__The request__: Reproduce all of the records exactly.

__Available data__:

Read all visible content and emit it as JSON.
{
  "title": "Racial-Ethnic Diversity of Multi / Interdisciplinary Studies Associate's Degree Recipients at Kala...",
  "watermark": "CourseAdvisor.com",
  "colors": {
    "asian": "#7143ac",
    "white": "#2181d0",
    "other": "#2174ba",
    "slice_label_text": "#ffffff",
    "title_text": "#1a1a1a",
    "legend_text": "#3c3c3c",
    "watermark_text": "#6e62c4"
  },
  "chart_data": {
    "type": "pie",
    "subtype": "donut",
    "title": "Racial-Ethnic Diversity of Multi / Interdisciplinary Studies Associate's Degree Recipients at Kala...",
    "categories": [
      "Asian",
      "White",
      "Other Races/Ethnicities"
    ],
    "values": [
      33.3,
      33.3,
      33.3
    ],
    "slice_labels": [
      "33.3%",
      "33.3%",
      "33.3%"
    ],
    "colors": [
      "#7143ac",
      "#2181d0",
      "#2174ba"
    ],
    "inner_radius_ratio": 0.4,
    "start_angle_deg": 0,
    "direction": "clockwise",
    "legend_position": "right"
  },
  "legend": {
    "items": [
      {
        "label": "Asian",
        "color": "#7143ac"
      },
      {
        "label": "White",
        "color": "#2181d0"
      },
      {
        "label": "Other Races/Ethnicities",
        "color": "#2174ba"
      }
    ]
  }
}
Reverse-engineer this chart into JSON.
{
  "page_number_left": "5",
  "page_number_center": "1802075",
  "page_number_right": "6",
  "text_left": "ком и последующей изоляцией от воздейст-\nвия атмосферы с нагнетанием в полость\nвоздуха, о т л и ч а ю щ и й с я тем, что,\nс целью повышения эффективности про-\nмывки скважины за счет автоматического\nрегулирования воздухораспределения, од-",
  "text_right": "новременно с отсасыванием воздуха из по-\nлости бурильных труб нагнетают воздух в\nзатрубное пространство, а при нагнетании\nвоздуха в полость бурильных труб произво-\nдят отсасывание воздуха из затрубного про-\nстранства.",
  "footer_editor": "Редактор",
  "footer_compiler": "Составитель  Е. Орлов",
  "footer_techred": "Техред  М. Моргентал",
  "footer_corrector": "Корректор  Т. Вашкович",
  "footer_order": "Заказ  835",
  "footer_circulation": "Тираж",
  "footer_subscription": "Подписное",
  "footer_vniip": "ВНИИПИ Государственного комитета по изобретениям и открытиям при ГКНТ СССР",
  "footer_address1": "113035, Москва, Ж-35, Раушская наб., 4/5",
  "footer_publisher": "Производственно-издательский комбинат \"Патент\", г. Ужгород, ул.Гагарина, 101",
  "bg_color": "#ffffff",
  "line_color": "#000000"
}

__Reply__:
Read all visible content and emit it as JSON.
{
  "title": "Racial-Ethnic Diversity of Multi / Interdisciplinary Studies Associate's Degree Recipients at Kala...",
  "watermark": "CourseAdvisor.com",
  "colors": {
    "asian": "#7143ac",
    "white": "#2181d0",
    "other": "#2174ba",
    "slice_label_text": "#ffffff",
    "title_text": "#1a1a1a",
    "legend_text": "#3c3c3c",
    "watermark_text": "#6e62c4"
  },
  "chart_data": {
    "type": "pie",
    "subtype": "donut",
    "title": "Racial-Ethnic Diversity of Multi / Interdisciplinary Studies Associate's Degree Recipients at Kala...",
    "categories": [
      "Asian",
      "White",
      "Other Races/Ethnicities"
    ],
    "values": [
      33.3,
      33.3,
      33.3
    ],
    "slice_labels": [
      "33.3%",
      "33.3%",
      "33.3%"
    ],
    "colors": [
      "#7143ac",
      "#2181d0",
      "#2174ba"
    ],
    "inner_radius_ratio": 0.4,
    "start_angle_deg": 0,
    "direction": "clockwise",
    "legend_position": "right"
  },
  "legend": {
    "items": [
      {
        "label": "Asian",
        "color": "#7143ac"
      },
      {
        "label": "White",
        "color": "#2181d0"
      },
      {
        "label": "Other Races/Ethnicities",
        "color": "#2174ba"
      }
    ]
  }
}
Reverse-engineer this chart into JSON.
{
  "page_number_left": "5",
  "page_number_center": "1802075",
  "page_number_right": "6",
  "text_left": "ком и последующей изоляцией от воздейст-\nвия атмосферы с нагнетанием в полость\nвоздуха, о т л и ч а ю щ и й с я тем, что,\nс целью повышения эффективности про-\nмывки скважины за счет автоматического\nрегулирования воздухораспределения, од-",
  "text_right": "новременно с отсасыванием воздуха из по-\nлости бурильных труб нагнетают воздух в\nзатрубное пространство, а при нагнетании\nвоздуха в полость бурильных труб произво-\nдят отсасывание воздуха из затрубного про-\nстранства.",
  "footer_editor": "Редактор",
  "footer_compiler": "Составитель  Е. Орлов",
  "footer_techred": "Техред  М. Моргентал",
  "footer_corrector": "Корректор  Т. Вашкович",
  "footer_order": "Заказ  835",
  "footer_circulation": "Тираж",
  "footer_subscription": "Подписное",
  "footer_vniip": "ВНИИПИ Государственного комитета по изобретениям и открытиям при ГКНТ СССР",
  "footer_address1": "113035, Москва, Ж-35, Раушская наб., 4/5",
  "footer_publisher": "Производственно-издательский комбинат \"Патент\", г. Ужгород, ул.Гагарина, 101",
  "bg_color": "#ffffff",
  "line_color": "#000000"
}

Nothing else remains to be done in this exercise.